Items listed in a dataset
--- begin ---

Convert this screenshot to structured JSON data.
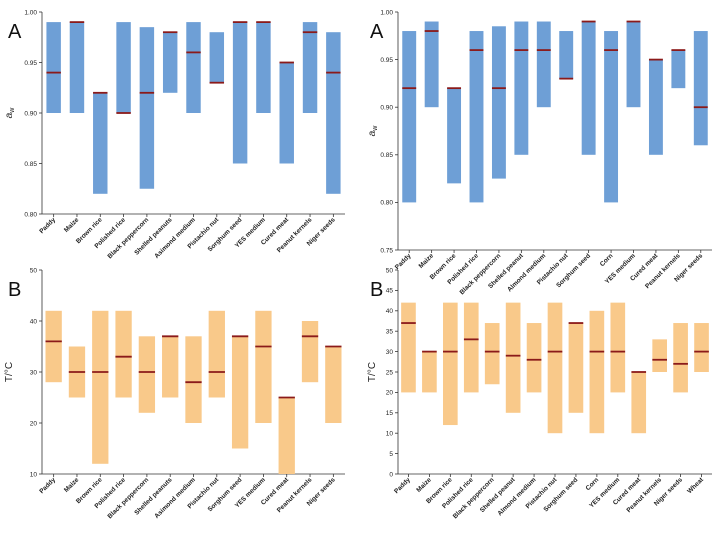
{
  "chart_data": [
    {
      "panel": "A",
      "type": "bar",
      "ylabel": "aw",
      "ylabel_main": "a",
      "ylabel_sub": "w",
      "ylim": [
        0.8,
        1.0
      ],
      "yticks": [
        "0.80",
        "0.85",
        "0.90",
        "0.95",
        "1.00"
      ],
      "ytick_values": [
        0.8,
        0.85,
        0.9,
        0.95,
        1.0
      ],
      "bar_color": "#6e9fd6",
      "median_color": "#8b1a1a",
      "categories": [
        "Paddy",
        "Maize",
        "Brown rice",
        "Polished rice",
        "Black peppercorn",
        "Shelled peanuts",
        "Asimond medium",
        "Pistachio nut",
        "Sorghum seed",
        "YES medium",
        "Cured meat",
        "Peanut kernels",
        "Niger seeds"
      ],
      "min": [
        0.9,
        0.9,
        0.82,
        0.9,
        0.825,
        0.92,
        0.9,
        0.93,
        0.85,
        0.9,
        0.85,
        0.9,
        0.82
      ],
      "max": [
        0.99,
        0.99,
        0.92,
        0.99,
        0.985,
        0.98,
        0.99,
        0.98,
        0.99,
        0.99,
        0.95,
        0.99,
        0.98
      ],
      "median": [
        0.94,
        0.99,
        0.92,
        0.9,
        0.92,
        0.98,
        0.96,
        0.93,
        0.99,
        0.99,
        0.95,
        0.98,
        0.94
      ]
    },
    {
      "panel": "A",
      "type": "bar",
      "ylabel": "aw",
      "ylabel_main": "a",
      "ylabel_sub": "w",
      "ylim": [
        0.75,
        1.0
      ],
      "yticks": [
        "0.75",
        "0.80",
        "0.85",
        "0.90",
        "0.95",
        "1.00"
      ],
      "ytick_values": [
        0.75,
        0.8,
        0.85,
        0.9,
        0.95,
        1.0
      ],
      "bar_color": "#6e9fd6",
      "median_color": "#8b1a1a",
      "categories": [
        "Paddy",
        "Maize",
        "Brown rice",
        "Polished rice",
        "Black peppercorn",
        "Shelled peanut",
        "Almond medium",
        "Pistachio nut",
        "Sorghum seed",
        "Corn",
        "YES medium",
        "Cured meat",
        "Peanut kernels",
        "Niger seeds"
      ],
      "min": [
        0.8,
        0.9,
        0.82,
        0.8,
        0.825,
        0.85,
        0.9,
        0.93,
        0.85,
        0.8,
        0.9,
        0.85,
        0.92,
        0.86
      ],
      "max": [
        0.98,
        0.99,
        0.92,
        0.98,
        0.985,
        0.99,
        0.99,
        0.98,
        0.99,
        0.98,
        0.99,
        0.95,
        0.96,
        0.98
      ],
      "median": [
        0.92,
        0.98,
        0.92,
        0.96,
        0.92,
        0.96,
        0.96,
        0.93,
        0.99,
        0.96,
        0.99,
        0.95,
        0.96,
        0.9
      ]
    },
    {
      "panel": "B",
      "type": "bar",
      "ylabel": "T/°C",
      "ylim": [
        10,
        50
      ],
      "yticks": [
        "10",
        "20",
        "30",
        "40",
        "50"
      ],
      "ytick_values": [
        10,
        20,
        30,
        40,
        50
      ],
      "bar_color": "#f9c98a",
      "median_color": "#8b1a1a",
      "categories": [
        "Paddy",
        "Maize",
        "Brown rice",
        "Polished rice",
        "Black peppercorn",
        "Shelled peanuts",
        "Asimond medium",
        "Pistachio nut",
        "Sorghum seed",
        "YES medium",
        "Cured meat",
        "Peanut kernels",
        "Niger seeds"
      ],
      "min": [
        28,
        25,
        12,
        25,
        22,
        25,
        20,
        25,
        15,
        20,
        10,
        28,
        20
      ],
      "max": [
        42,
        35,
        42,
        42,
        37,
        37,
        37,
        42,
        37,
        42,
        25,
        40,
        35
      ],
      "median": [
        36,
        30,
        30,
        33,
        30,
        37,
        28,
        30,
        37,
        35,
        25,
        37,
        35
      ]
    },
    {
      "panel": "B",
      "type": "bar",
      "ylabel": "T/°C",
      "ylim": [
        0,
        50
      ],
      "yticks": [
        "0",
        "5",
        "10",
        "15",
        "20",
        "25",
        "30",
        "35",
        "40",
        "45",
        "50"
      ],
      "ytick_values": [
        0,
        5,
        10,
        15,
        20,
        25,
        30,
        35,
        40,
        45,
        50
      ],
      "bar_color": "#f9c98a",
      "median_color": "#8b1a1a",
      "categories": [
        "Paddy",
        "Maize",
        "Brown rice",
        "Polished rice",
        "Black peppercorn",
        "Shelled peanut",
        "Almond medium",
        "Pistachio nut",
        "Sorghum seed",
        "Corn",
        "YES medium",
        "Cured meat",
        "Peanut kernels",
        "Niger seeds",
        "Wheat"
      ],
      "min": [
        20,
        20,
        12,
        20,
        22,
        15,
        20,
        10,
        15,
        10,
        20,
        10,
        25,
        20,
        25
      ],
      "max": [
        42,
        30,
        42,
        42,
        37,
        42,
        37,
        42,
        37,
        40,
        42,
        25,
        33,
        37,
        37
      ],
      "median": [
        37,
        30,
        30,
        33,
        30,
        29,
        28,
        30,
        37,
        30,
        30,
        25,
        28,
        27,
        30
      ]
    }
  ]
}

--- end ---
--- begin ---

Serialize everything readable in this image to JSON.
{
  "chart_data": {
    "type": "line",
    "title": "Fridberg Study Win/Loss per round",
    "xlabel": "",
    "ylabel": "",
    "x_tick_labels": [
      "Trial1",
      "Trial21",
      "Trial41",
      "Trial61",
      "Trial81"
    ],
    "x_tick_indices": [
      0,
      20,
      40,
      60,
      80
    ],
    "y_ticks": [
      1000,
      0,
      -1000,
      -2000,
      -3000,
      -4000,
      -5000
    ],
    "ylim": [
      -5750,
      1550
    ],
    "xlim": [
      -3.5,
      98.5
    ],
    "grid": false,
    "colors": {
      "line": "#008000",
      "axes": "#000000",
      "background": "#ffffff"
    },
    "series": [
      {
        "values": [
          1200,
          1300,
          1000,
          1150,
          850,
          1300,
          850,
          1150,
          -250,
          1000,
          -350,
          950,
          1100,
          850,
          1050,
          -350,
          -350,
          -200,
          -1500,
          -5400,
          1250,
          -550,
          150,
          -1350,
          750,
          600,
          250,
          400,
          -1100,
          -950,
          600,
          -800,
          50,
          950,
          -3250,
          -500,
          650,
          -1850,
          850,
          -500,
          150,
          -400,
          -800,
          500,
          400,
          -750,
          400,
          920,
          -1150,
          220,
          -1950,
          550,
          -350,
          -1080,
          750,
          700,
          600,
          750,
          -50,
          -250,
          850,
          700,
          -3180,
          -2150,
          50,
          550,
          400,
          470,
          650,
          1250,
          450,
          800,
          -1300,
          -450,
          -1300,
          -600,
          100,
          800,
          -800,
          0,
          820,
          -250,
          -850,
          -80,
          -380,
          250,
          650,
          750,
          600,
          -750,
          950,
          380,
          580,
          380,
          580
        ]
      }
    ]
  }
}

--- end ---

## What you will do
A line counts if it holds the word "JSON". Work out how many lines in the listing count, and give only that number.

## Written solution
2